Что требуется сделать: В каком единственном случае, согласно отрывку, Следственный комитет не медлит с возбуждением уголовного дела против полицейского?

Отрывок:
☆ ☆ ☆ ☆
Но УСБ никогда не работает по делам, связанным с насилием. Если тебя побили полицейские, в управление собственной безопасности смысла идти нет — при всем желании они ничего сделать не могут, потому что это дела Следственного комитета, который должен искать медицинскую документацию, свидетелей и так далее. СК, в свою очередь, никогда не торопится возбуждать уголовное дело против полицейского. Не тянут они только в одном случае — если в деле есть труп: «Извините, вы не доглядели, у вас покойник, решайте, кто из вас садится». Самая известная история такого рода — ОП «Дальний». По прочим делам в СК действуют так: принимают заявления, а потом лениво выносят постановление об отказе в возбуждении дела. Помогает только недобор со статистикой. При этом сама она распределена во времени неравномерно. Добиться возбуждения дела против сотрудника полиции в начале года гораздо легче, потому что статистику нужно чем-то наполнять. К концу года это сделать практически невозможно. Некоторые следователи так нам прямо и говорят: «Давайте дотянем до следующего года, а?»

Недавно в Казани был такой случай: под конец прошлого года менты пасли сеть салонов игровых автоматов. Им не понравился один человек — двойник Стаса Пьехи, назовем его С., — который был вообще не при делах, а то ли входил в игровой салон, то ли из него выходил, то ли вообще мимо проходил. Полицейские к нему пристали, сказали, что он пьяный, и потащили в отдел. Там его избили, после чего отпустили, поскольку предъявить ему было нечего. Он пошел в больницу, «зафиксировал» побои и обратился в Казанский правозащитный центр. Но юристы ничем не могли ему помочь, потому что был конец года, когда вся статистика по должностным преступлениям уже была закрыта. Шанс возбудить уголовное дело против полицейских появился только в марте. Несколько раз так было: дело идет на возбуждение весной-летом, а осенью всякое движение по нему затихает.
☆ ☆ ☆ ☆
Выдержки из материалов:
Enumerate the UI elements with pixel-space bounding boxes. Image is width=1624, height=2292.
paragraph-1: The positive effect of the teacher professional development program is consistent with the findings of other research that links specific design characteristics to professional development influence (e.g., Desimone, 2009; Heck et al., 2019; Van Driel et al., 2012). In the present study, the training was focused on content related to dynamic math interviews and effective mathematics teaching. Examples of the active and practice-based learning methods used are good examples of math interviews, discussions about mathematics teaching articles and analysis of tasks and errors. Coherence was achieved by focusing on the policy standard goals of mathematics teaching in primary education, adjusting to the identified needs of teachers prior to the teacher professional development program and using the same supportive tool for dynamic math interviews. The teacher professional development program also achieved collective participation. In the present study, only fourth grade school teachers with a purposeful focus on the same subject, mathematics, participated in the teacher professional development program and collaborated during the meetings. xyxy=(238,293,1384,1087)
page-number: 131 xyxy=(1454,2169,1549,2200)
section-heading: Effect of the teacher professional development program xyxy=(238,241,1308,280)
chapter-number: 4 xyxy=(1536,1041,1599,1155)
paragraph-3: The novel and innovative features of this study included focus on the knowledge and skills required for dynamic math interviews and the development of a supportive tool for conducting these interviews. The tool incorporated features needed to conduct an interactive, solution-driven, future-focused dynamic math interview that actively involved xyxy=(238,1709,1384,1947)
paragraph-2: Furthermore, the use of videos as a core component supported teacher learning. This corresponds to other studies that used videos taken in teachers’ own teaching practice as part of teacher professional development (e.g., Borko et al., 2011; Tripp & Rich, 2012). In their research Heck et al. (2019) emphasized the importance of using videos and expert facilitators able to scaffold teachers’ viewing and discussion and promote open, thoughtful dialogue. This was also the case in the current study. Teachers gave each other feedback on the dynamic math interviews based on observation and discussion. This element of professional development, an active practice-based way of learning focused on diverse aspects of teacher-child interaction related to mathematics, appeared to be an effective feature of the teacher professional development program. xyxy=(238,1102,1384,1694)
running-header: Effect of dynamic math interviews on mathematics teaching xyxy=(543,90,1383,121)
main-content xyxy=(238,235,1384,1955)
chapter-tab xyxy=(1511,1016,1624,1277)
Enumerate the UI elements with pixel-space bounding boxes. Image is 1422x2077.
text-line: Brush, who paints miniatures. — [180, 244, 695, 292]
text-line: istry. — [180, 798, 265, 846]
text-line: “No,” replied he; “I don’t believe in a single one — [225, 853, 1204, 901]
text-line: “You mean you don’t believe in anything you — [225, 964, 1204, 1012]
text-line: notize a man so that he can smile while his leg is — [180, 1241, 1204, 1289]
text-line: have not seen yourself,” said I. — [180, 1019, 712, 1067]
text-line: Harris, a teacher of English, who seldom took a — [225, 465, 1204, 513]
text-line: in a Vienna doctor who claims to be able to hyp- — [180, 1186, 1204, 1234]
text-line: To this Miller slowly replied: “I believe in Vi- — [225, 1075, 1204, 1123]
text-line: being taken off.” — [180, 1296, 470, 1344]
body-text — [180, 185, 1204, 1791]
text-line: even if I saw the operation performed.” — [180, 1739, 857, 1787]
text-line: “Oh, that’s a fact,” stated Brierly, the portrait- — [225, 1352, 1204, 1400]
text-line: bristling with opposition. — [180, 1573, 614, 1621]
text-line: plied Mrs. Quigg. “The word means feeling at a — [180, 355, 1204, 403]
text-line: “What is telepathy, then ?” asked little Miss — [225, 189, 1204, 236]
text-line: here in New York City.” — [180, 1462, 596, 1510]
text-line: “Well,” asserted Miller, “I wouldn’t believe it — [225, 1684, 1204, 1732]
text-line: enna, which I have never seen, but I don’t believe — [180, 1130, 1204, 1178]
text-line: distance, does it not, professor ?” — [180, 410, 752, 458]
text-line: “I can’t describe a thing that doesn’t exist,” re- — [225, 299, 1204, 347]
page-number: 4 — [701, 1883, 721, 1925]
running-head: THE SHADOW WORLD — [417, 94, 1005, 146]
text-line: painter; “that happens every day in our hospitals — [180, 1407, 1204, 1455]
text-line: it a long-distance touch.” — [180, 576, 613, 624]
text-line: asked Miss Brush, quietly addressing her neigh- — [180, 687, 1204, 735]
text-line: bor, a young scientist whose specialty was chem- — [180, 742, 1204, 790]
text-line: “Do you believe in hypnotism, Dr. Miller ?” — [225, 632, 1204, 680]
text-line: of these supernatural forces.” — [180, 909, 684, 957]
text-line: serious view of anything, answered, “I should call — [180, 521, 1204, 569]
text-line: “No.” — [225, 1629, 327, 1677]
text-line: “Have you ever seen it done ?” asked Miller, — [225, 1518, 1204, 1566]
☆ ☆ ☆ ☆
Поле для ответа: Если в деле есть труп.